▶ WHAT YOU ARE ASKED TO DO:
Produce a word-for-word copy of the listing below without its pictures.

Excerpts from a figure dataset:
-----
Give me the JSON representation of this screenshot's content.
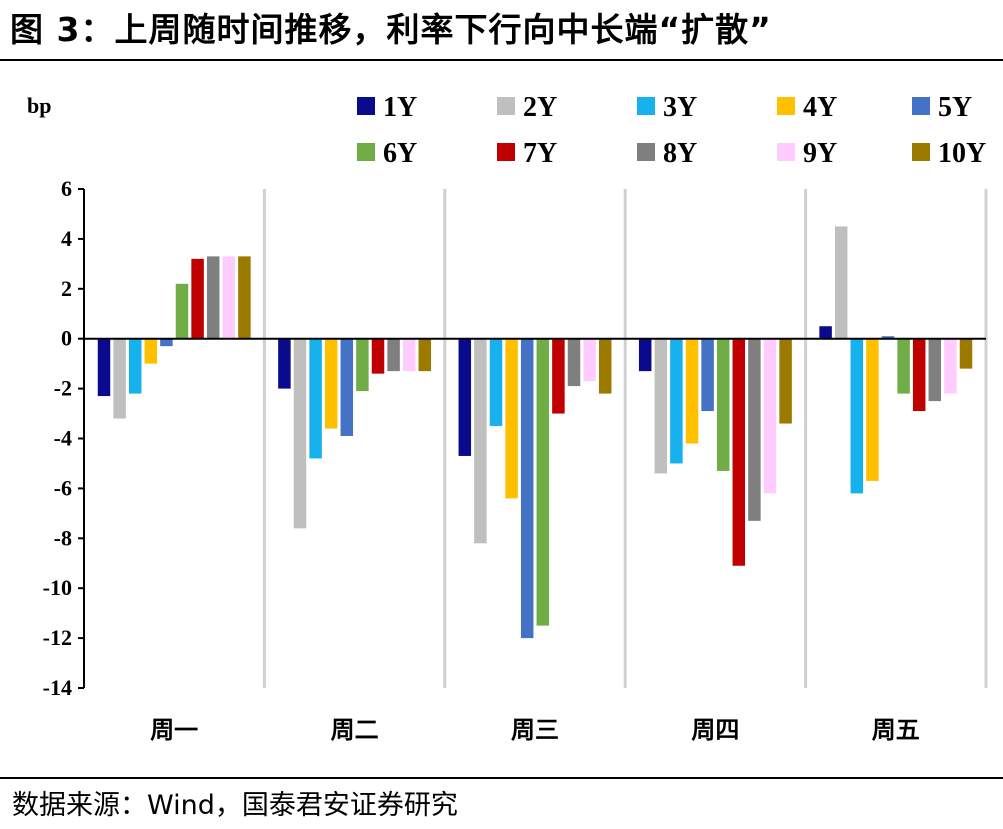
{
  "header": {
    "title": "图 3：上周随时间推移，利率下行向中长端“扩散”"
  },
  "footer": {
    "source": "数据来源：Wind，国泰君安证券研究"
  },
  "chart_data": {
    "type": "bar",
    "title": "图 3：上周随时间推移，利率下行向中长端“扩散”",
    "ylabel": "bp",
    "xlabel": "",
    "ylim": [
      -14,
      6
    ],
    "yticks": [
      -14,
      -12,
      -10,
      -8,
      -6,
      -4,
      -2,
      0,
      2,
      4,
      6
    ],
    "grid": "vertical separators between categories",
    "legend_position": "top",
    "categories": [
      "周一",
      "周二",
      "周三",
      "周四",
      "周五"
    ],
    "series": [
      {
        "name": "1Y",
        "color": "#0A0A8C",
        "values": [
          -2.3,
          -2.0,
          -4.7,
          -1.3,
          0.5
        ]
      },
      {
        "name": "2Y",
        "color": "#BFBFBF",
        "values": [
          -3.2,
          -7.6,
          -8.2,
          -5.4,
          4.5
        ]
      },
      {
        "name": "3Y",
        "color": "#17B2EE",
        "values": [
          -2.2,
          -4.8,
          -3.5,
          -5.0,
          -6.2
        ]
      },
      {
        "name": "4Y",
        "color": "#FFC000",
        "values": [
          -1.0,
          -3.6,
          -6.4,
          -4.2,
          -5.7
        ]
      },
      {
        "name": "5Y",
        "color": "#4472C4",
        "values": [
          -0.3,
          -3.9,
          -12.0,
          -2.9,
          0.1
        ]
      },
      {
        "name": "6Y",
        "color": "#70AD47",
        "values": [
          2.2,
          -2.1,
          -11.5,
          -5.3,
          -2.2
        ]
      },
      {
        "name": "7Y",
        "color": "#C00000",
        "values": [
          3.2,
          -1.4,
          -3.0,
          -9.1,
          -2.9
        ]
      },
      {
        "name": "8Y",
        "color": "#7F7F7F",
        "values": [
          3.3,
          -1.3,
          -1.9,
          -7.3,
          -2.5
        ]
      },
      {
        "name": "9Y",
        "color": "#FFCCFF",
        "values": [
          3.3,
          -1.3,
          -1.7,
          -6.2,
          -2.2
        ]
      },
      {
        "name": "10Y",
        "color": "#9C7A00",
        "values": [
          3.3,
          -1.3,
          -2.2,
          -3.4,
          -1.2
        ]
      }
    ]
  }
}
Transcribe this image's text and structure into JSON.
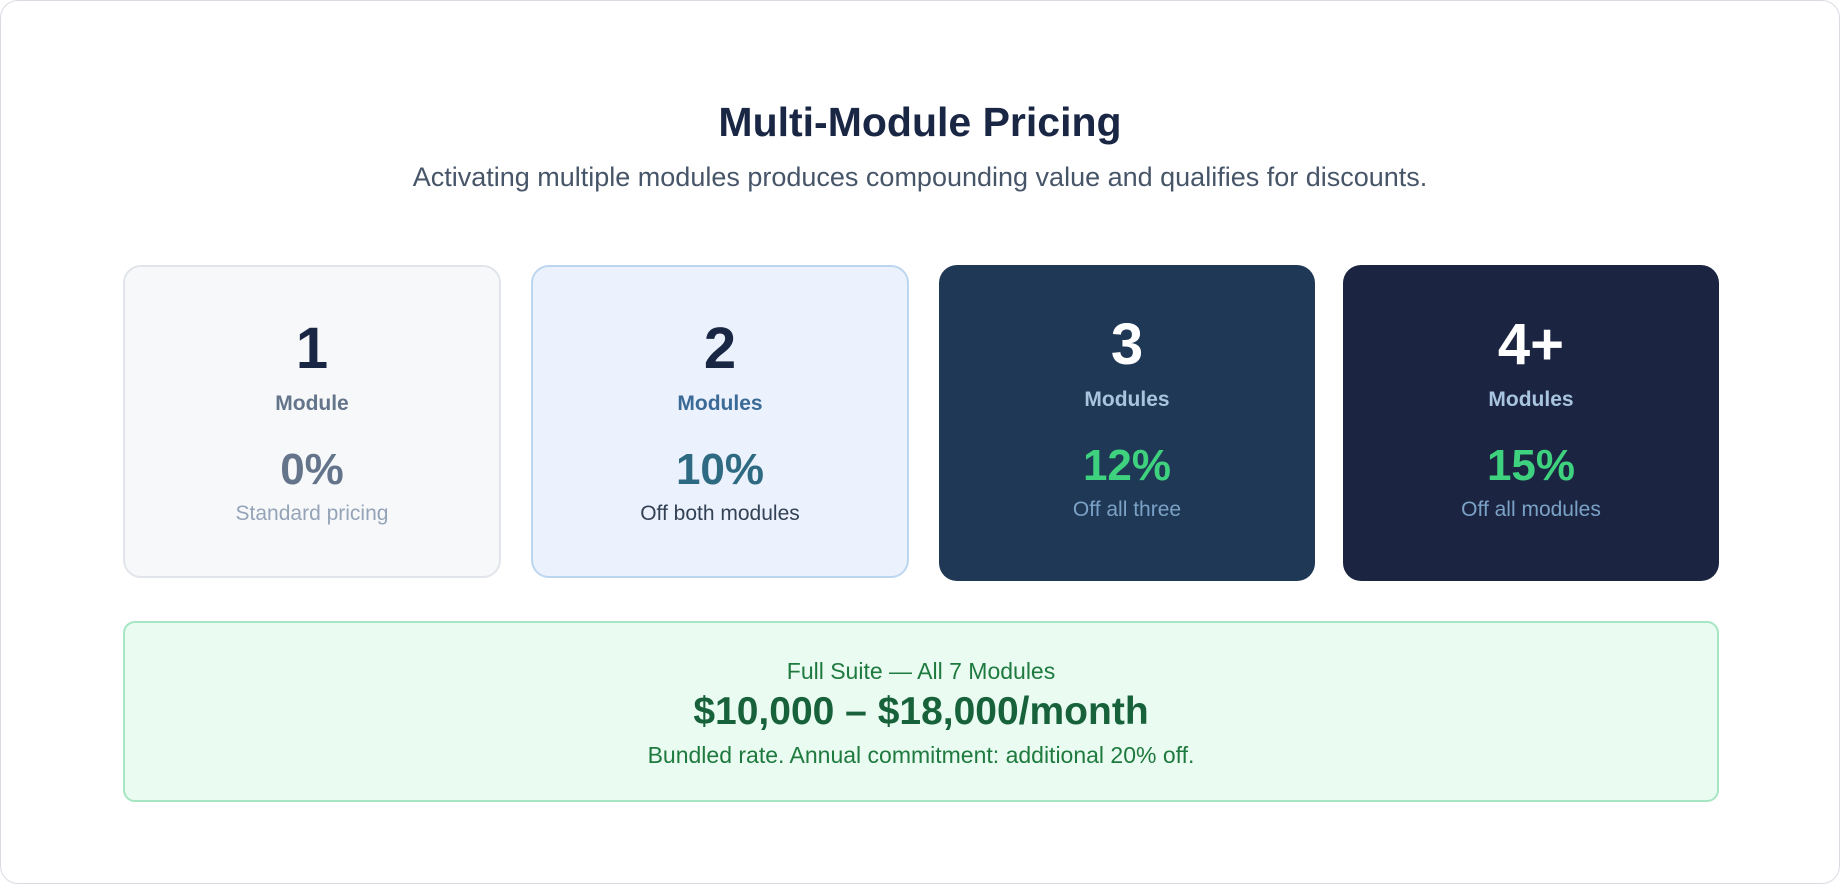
{
  "header": {
    "title": "Multi-Module Pricing",
    "subtitle": "Activating multiple modules produces compounding value and qualifies for discounts."
  },
  "tiers": [
    {
      "count": "1",
      "unit": "Module",
      "discount": "0%",
      "note": "Standard pricing"
    },
    {
      "count": "2",
      "unit": "Modules",
      "discount": "10%",
      "note": "Off both modules"
    },
    {
      "count": "3",
      "unit": "Modules",
      "discount": "12%",
      "note": "Off all three"
    },
    {
      "count": "4+",
      "unit": "Modules",
      "discount": "15%",
      "note": "Off all modules"
    }
  ],
  "suite": {
    "label": "Full Suite — All 7 Modules",
    "price": "$10,000 – $18,000/month",
    "note": "Bundled rate. Annual commitment: additional 20% off."
  },
  "colors": {
    "navy": "#1a2744",
    "dark_blue": "#1f3856",
    "darker_navy": "#1b2542",
    "green_accent": "#3fd27e",
    "suite_bg": "#eafbf1"
  }
}
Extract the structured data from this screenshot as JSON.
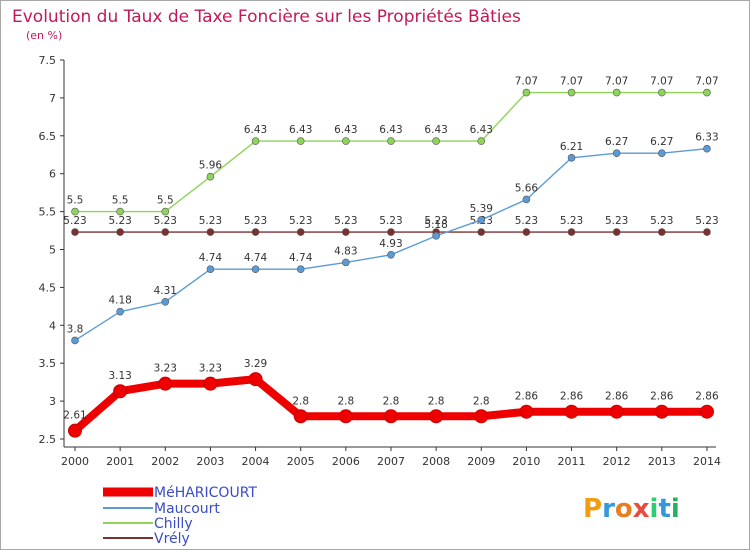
-----
▶ CORRECT OUTPUT:
Give me the JSON representation of this screenshot's content.
{
  "header": {
    "title": "图 3：上周随时间推移，利率下行向中长端“扩散”"
  },
  "footer": {
    "source": "数据来源：Wind，国泰君安证券研究"
  },
  "chart_data": {
    "type": "bar",
    "title": "图 3：上周随时间推移，利率下行向中长端“扩散”",
    "ylabel": "bp",
    "xlabel": "",
    "ylim": [
      -14,
      6
    ],
    "yticks": [
      -14,
      -12,
      -10,
      -8,
      -6,
      -4,
      -2,
      0,
      2,
      4,
      6
    ],
    "grid": "vertical separators between categories",
    "legend_position": "top",
    "categories": [
      "周一",
      "周二",
      "周三",
      "周四",
      "周五"
    ],
    "series": [
      {
        "name": "1Y",
        "color": "#0A0A8C",
        "values": [
          -2.3,
          -2.0,
          -4.7,
          -1.3,
          0.5
        ]
      },
      {
        "name": "2Y",
        "color": "#BFBFBF",
        "values": [
          -3.2,
          -7.6,
          -8.2,
          -5.4,
          4.5
        ]
      },
      {
        "name": "3Y",
        "color": "#17B2EE",
        "values": [
          -2.2,
          -4.8,
          -3.5,
          -5.0,
          -6.2
        ]
      },
      {
        "name": "4Y",
        "color": "#FFC000",
        "values": [
          -1.0,
          -3.6,
          -6.4,
          -4.2,
          -5.7
        ]
      },
      {
        "name": "5Y",
        "color": "#4472C4",
        "values": [
          -0.3,
          -3.9,
          -12.0,
          -2.9,
          0.1
        ]
      },
      {
        "name": "6Y",
        "color": "#70AD47",
        "values": [
          2.2,
          -2.1,
          -11.5,
          -5.3,
          -2.2
        ]
      },
      {
        "name": "7Y",
        "color": "#C00000",
        "values": [
          3.2,
          -1.4,
          -3.0,
          -9.1,
          -2.9
        ]
      },
      {
        "name": "8Y",
        "color": "#7F7F7F",
        "values": [
          3.3,
          -1.3,
          -1.9,
          -7.3,
          -2.5
        ]
      },
      {
        "name": "9Y",
        "color": "#FFCCFF",
        "values": [
          3.3,
          -1.3,
          -1.7,
          -6.2,
          -2.2
        ]
      },
      {
        "name": "10Y",
        "color": "#9C7A00",
        "values": [
          3.3,
          -1.3,
          -2.2,
          -3.4,
          -1.2
        ]
      }
    ]
  }
}
Transcribe this image's text and structure into JSON.
{
  "header": {
    "title": "Multi-Module Pricing",
    "subtitle": "Activating multiple modules produces compounding value and qualifies for discounts."
  },
  "tiers": [
    {
      "count": "1",
      "unit": "Module",
      "discount": "0%",
      "note": "Standard pricing"
    },
    {
      "count": "2",
      "unit": "Modules",
      "discount": "10%",
      "note": "Off both modules"
    },
    {
      "count": "3",
      "unit": "Modules",
      "discount": "12%",
      "note": "Off all three"
    },
    {
      "count": "4+",
      "unit": "Modules",
      "discount": "15%",
      "note": "Off all modules"
    }
  ],
  "suite": {
    "label": "Full Suite — All 7 Modules",
    "price": "$10,000 – $18,000/month",
    "note": "Bundled rate. Annual commitment: additional 20% off."
  },
  "colors": {
    "navy": "#1a2744",
    "dark_blue": "#1f3856",
    "darker_navy": "#1b2542",
    "green_accent": "#3fd27e",
    "suite_bg": "#eafbf1"
  }
}
Extract the structured data from this screenshot as JSON.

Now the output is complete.